Short problem
Your task is to copy the listing exactly. Drop any pictures from the copy.

Material
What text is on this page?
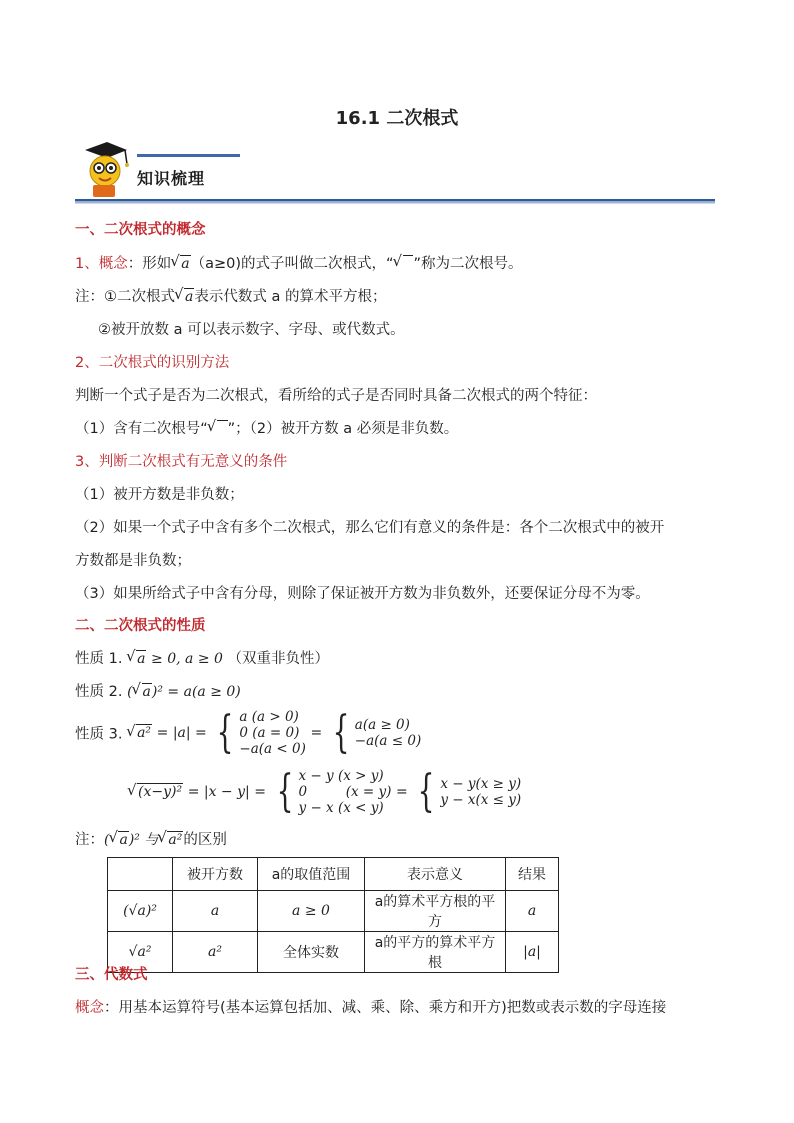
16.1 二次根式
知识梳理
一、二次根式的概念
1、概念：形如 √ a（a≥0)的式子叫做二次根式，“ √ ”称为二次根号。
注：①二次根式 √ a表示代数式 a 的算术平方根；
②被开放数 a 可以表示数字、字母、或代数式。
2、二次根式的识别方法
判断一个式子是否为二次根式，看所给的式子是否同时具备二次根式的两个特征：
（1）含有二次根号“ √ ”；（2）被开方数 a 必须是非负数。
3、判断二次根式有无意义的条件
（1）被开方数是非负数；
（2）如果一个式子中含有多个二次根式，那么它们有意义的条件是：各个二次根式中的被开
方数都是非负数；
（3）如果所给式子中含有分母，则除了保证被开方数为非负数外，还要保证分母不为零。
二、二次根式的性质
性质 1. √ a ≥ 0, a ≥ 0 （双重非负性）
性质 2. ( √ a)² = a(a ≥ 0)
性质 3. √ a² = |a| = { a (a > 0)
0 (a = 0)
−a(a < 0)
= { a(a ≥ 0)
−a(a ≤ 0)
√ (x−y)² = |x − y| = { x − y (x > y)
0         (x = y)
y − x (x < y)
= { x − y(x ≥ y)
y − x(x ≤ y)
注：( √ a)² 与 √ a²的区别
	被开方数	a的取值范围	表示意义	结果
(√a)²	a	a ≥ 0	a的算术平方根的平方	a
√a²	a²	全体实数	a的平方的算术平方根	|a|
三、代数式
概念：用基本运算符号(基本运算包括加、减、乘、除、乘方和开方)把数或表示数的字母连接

Solved problem
What text is on this page?
16.1 二次根式
知识梳理
一、二次根式的概念
1、概念：形如 √ a（a≥0)的式子叫做二次根式，“ √ ”称为二次根号。
注：①二次根式 √ a表示代数式 a 的算术平方根；
②被开放数 a 可以表示数字、字母、或代数式。
2、二次根式的识别方法
判断一个式子是否为二次根式，看所给的式子是否同时具备二次根式的两个特征：
（1）含有二次根号“ √ ”；（2）被开方数 a 必须是非负数。
3、判断二次根式有无意义的条件
（1）被开方数是非负数；
（2）如果一个式子中含有多个二次根式，那么它们有意义的条件是：各个二次根式中的被开
方数都是非负数；
（3）如果所给式子中含有分母，则除了保证被开方数为非负数外，还要保证分母不为零。
二、二次根式的性质
性质 1. √ a ≥ 0, a ≥ 0 （双重非负性）
性质 2. ( √ a)² = a(a ≥ 0)
性质 3. √ a² = |a| = { a (a > 0)
0 (a = 0)
−a(a < 0)
= { a(a ≥ 0)
−a(a ≤ 0)
√ (x−y)² = |x − y| = { x − y (x > y)
0         (x = y)
y − x (x < y)
= { x − y(x ≥ y)
y − x(x ≤ y)
注：( √ a)² 与 √ a²的区别
	被开方数	a的取值范围	表示意义	结果
(√a)²	a	a ≥ 0	a的算术平方根的平方	a
√a²	a²	全体实数	a的平方的算术平方根	|a|
三、代数式
概念：用基本运算符号(基本运算包括加、减、乘、除、乘方和开方)把数或表示数的字母连接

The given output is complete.